WRITTEN TASK: Only the lines from the one containing "What data was" through the end of the entries should be repeated, exactly as they appear, first and last included.

RECORDS:

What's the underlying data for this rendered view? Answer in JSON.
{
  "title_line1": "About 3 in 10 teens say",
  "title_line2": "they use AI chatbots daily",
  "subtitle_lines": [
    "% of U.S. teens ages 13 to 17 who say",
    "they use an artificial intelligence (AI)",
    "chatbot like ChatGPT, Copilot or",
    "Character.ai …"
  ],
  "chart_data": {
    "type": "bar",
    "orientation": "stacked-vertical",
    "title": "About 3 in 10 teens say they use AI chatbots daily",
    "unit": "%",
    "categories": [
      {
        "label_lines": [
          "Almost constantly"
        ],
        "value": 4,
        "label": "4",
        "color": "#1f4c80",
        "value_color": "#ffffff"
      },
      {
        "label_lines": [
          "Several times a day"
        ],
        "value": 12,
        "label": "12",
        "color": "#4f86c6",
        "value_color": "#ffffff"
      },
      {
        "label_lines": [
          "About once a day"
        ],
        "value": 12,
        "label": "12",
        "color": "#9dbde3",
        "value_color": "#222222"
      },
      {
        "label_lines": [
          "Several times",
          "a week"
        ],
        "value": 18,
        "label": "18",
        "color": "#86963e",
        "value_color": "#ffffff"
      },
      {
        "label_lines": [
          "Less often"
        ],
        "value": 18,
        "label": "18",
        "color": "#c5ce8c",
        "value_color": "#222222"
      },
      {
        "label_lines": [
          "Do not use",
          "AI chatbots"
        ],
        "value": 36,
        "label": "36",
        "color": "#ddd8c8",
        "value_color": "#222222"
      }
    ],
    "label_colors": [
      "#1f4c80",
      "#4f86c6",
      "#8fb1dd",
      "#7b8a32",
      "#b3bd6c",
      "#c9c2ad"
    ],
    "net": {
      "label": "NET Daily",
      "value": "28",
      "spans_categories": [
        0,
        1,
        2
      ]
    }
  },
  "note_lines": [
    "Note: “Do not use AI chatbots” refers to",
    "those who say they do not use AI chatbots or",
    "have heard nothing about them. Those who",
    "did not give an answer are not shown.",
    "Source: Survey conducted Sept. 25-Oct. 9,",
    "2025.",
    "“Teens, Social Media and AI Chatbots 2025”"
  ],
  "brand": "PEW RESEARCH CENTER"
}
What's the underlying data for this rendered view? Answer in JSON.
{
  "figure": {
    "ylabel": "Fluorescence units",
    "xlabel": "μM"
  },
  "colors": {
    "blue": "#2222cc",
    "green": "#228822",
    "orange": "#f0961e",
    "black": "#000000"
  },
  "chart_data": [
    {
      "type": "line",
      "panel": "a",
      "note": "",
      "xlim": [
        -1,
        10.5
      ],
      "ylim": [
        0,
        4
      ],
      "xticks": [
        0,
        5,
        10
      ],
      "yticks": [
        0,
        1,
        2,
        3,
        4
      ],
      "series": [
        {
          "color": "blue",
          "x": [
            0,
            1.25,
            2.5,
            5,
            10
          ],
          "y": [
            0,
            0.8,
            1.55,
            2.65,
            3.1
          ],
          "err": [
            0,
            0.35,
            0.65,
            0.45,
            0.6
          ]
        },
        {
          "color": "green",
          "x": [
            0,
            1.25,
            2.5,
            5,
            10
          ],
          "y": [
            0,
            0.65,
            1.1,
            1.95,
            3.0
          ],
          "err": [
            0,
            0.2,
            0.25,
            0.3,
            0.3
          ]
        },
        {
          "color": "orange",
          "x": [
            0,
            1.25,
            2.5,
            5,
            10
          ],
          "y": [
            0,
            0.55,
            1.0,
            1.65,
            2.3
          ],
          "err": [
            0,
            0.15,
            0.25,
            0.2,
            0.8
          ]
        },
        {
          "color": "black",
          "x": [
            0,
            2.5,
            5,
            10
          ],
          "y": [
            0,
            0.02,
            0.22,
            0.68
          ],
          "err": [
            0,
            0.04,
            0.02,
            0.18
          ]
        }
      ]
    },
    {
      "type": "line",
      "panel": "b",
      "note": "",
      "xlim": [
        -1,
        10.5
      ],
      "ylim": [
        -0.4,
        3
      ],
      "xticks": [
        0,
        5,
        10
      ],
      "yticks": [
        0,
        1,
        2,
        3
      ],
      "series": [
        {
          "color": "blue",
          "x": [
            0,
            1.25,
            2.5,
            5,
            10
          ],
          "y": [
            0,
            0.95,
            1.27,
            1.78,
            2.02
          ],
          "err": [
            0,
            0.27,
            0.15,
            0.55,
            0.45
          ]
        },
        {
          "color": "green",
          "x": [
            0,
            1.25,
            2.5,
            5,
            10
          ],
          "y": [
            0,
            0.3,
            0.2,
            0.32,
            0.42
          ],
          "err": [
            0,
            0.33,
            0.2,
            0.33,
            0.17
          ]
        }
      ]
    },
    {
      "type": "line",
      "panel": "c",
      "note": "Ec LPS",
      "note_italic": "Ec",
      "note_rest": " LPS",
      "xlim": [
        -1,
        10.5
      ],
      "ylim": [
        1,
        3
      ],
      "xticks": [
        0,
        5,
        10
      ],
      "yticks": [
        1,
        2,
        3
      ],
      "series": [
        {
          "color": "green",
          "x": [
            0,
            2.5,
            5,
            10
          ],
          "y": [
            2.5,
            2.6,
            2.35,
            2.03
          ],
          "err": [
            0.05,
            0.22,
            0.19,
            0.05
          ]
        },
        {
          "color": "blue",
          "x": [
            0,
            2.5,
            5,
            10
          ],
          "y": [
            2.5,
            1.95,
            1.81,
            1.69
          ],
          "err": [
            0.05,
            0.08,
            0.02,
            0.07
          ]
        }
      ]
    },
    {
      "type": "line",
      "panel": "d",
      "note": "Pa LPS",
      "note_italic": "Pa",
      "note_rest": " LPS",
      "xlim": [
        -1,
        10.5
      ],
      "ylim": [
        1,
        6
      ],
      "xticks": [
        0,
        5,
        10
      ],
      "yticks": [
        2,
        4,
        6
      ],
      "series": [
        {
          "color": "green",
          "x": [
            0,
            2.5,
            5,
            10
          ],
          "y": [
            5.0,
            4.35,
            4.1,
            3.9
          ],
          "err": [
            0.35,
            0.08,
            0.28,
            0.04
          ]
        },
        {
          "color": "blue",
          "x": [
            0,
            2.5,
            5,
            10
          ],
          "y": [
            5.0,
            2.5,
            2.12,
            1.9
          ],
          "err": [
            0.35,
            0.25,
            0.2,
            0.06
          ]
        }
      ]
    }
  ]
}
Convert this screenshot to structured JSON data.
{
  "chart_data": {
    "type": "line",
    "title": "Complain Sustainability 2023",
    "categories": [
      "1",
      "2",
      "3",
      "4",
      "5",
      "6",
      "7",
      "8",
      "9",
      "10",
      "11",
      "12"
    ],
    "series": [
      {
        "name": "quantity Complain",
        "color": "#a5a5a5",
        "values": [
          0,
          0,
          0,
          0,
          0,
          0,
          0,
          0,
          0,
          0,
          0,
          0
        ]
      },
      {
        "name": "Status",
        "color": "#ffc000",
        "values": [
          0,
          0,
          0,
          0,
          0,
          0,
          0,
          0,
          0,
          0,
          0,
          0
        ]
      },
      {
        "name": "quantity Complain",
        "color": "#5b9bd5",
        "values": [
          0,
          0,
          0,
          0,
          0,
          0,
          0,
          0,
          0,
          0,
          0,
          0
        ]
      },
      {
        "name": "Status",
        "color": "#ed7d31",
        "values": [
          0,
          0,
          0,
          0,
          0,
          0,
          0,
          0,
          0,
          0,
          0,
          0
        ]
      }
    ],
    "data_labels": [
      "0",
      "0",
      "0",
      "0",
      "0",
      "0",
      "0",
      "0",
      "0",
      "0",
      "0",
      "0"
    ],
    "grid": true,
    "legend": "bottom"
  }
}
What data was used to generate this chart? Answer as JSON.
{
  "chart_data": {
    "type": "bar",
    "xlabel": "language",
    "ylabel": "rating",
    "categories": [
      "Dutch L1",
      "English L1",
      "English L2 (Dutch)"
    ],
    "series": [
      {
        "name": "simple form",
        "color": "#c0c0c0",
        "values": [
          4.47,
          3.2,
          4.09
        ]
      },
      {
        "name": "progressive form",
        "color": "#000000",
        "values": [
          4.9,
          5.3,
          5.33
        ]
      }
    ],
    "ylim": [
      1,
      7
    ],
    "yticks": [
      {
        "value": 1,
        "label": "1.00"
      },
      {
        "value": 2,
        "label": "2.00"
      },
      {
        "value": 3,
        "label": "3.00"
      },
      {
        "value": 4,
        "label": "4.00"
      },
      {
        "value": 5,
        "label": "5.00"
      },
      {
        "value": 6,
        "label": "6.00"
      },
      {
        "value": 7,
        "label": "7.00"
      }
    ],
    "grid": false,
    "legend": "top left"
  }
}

FULL OUTPUT:
What data was used to generate this chart? Answer as JSON.
{
  "chart_data": {
    "type": "bar",
    "xlabel": "language",
    "ylabel": "rating",
    "categories": [
      "Dutch L1",
      "English L1",
      "English L2 (Dutch)"
    ],
    "series": [
      {
        "name": "simple form",
        "color": "#c0c0c0",
        "values": [
          4.47,
          3.2,
          4.09
        ]
      },
      {
        "name": "progressive form",
        "color": "#000000",
        "values": [
          4.9,
          5.3,
          5.33
        ]
      }
    ],
    "ylim": [
      1,
      7
    ],
    "yticks": [
      {
        "value": 1,
        "label": "1.00"
      },
      {
        "value": 2,
        "label": "2.00"
      },
      {
        "value": 3,
        "label": "3.00"
      },
      {
        "value": 4,
        "label": "4.00"
      },
      {
        "value": 5,
        "label": "5.00"
      },
      {
        "value": 6,
        "label": "6.00"
      },
      {
        "value": 7,
        "label": "7.00"
      }
    ],
    "grid": false,
    "legend": "top left"
  }
}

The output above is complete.